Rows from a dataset
--- --- ---

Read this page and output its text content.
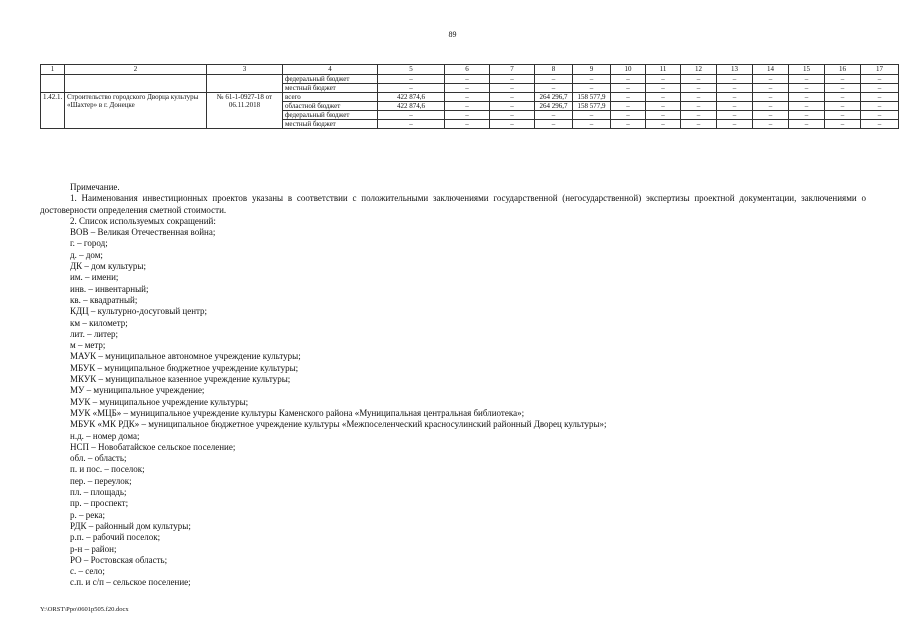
89
1	2	3	4	5	6	7	8	9	10	11	12	13	14	15	16	17
			федеральный бюджет	–	–	–	–	–	–	–	–	–	–	–	–	–
			местный бюджет	–	–	–	–	–	–	–	–	–	–	–	–	–
1.42.1.	Строительство городского Дворца культуры «Шахтер» в г. Донецке	№ 61-1-0927-18 от 06.11.2018	всего	422 874,6	–	–	264 296,7	158 577,9	–	–	–	–	–	–	–	–
			областной бюджет	422 874,6	–	–	264 296,7	158 577,9	–	–	–	–	–	–	–	–
			федеральный бюджет	–	–	–	–	–	–	–	–	–	–	–	–	–
			местный бюджет	–	–	–	–	–	–	–	–	–	–	–	–	–

Примечание.

1. Наименования инвестиционных проектов указаны в соответствии с положительными заключениями государственной (негосударственной) экспертизы проектной документации, заключениями о достоверности определения сметной стоимости.

2. Список используемых сокращений:

ВОВ – Великая Отечественная война;

г. – город;

д. – дом;

ДК – дом культуры;

им. – имени;

инв. – инвентарный;

кв. – квадратный;

КДЦ – культурно-досуговый центр;

км – километр;

лит. – литер;

м – метр;

МАУК – муниципальное автономное учреждение культуры;

МБУК – муниципальное бюджетное учреждение культуры;

МКУК – муниципальное казенное учреждение культуры;

МУ – муниципальное учреждение;

МУК – муниципальное учреждение культуры;

МУК «МЦБ» – муниципальное учреждение культуры Каменского района «Муниципальная центральная библиотека»;

МБУК «МК РДК» – муниципальное бюджетное учреждение культуры «Межпоселенческий красносулинский районный Дворец культуры»;

н.д. – номер дома;

НСП – Новобатайское сельское поселение;

обл. – область;

п. и пос. – поселок;

пер. – переулок;

пл. – площадь;

пр. – проспект;

р. – река;

РДК – районный дом культуры;

р.п. – рабочий поселок;

р-н – район;

РО – Ростовская область;

с. – село;

с.п. и с/п – сельское поселение;

Y:\ORST\Ppo\0601p505.f20.docx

--- --- ---

* PROBLEM STATEMENT *
Extract lines where the string "районный" occurs.

* RESULT OF THE EXERCISE *
МБУК «МК РДК» – муниципальное бюджетное учреждение культуры «Межпоселенческий красносулинский районный Дворец культуры»;
РДК – районный дом культуры;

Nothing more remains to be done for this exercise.